Without the images, output each record below as it stands.
>> start Source records
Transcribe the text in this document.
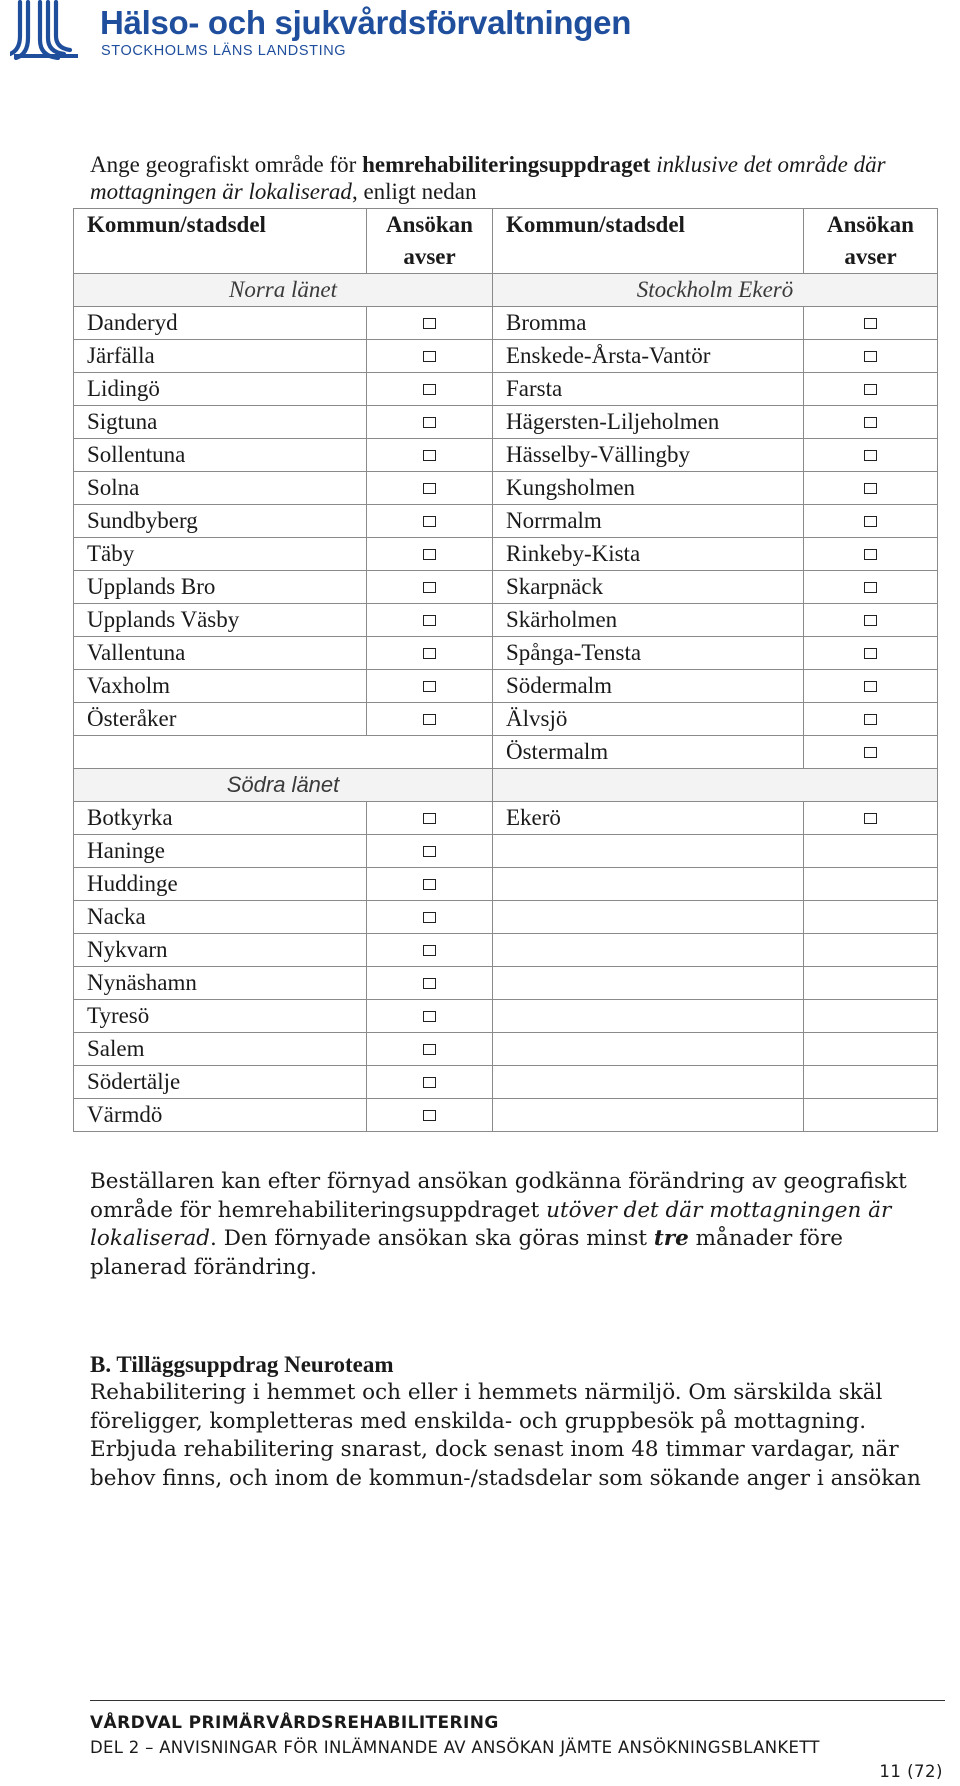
Hälso- och sjukvårdsförvaltningen
STOCKHOLMS LÄNS LANDSTING
Ange geografiskt område för hemrehabiliteringsuppdraget inklusive det område där mottagningen är lokaliserad, enligt nedan
Kommun/stadsdel	Ansökan avser	Kommun/stadsdel	Ansökan avser
Norra länet		Stockholm Ekerö	
Danderyd		Bromma	
Järfälla		Enskede-Årsta-Vantör	
Lidingö		Farsta	
Sigtuna		Hägersten-Liljeholmen	
Sollentuna		Hässelby-Vällingby	
Solna		Kungsholmen	
Sundbyberg		Norrmalm	
Täby		Rinkeby-Kista	
Upplands Bro		Skarpnäck	
Upplands Väsby		Skärholmen	
Vallentuna		Spånga-Tensta	
Vaxholm		Södermalm	
Österåker		Älvsjö	
		Östermalm	
Södra länet			
Botkyrka		Ekerö	
Haninge			
Huddinge			
Nacka			
Nykvarn			
Nynäshamn			
Tyresö			
Salem			
Södertälje			
Värmdö			
Beställaren kan efter förnyad ansökan godkänna förändring av geografiskt område för hemrehabiliteringsuppdraget utöver det där mottagningen är lokaliserad. Den förnyade ansökan ska göras minst tre månader före planerad förändring.
B. Tilläggsuppdrag Neuroteam
Rehabilitering i hemmet och eller i hemmets närmiljö. Om särskilda skäl föreligger, kompletteras med enskilda- och gruppbesök på mottagning. Erbjuda rehabilitering snarast, dock senast inom 48 timmar vardagar, när behov finns, och inom de kommun-/stadsdelar som sökande anger i ansökan
VÅRDVAL PRIMÄRVÅRDSREHABILITERING
DEL 2 – ANVISNINGAR FÖR INLÄMNANDE AV ANSÖKAN JÄMTE ANSÖKNINGSBLANKETT
11 (72)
>> end Source records
**In response**
Transcribe the text in this document.
Hälso- och sjukvårdsförvaltningen
STOCKHOLMS LÄNS LANDSTING
Ange geografiskt område för hemrehabiliteringsuppdraget inklusive det område där mottagningen är lokaliserad, enligt nedan
Kommun/stadsdel	Ansökan avser	Kommun/stadsdel	Ansökan avser
Norra länet		Stockholm Ekerö	
Danderyd		Bromma	
Järfälla		Enskede-Årsta-Vantör	
Lidingö		Farsta	
Sigtuna		Hägersten-Liljeholmen	
Sollentuna		Hässelby-Vällingby	
Solna		Kungsholmen	
Sundbyberg		Norrmalm	
Täby		Rinkeby-Kista	
Upplands Bro		Skarpnäck	
Upplands Väsby		Skärholmen	
Vallentuna		Spånga-Tensta	
Vaxholm		Södermalm	
Österåker		Älvsjö	
		Östermalm	
Södra länet			
Botkyrka		Ekerö	
Haninge			
Huddinge			
Nacka			
Nykvarn			
Nynäshamn			
Tyresö			
Salem			
Södertälje			
Värmdö			
Beställaren kan efter förnyad ansökan godkänna förändring av geografiskt område för hemrehabiliteringsuppdraget utöver det där mottagningen är lokaliserad. Den förnyade ansökan ska göras minst tre månader före planerad förändring.
B. Tilläggsuppdrag Neuroteam
Rehabilitering i hemmet och eller i hemmets närmiljö. Om särskilda skäl föreligger, kompletteras med enskilda- och gruppbesök på mottagning. Erbjuda rehabilitering snarast, dock senast inom 48 timmar vardagar, när behov finns, och inom de kommun-/stadsdelar som sökande anger i ansökan
VÅRDVAL PRIMÄRVÅRDSREHABILITERING
DEL 2 – ANVISNINGAR FÖR INLÄMNANDE AV ANSÖKAN JÄMTE ANSÖKNINGSBLANKETT
11 (72)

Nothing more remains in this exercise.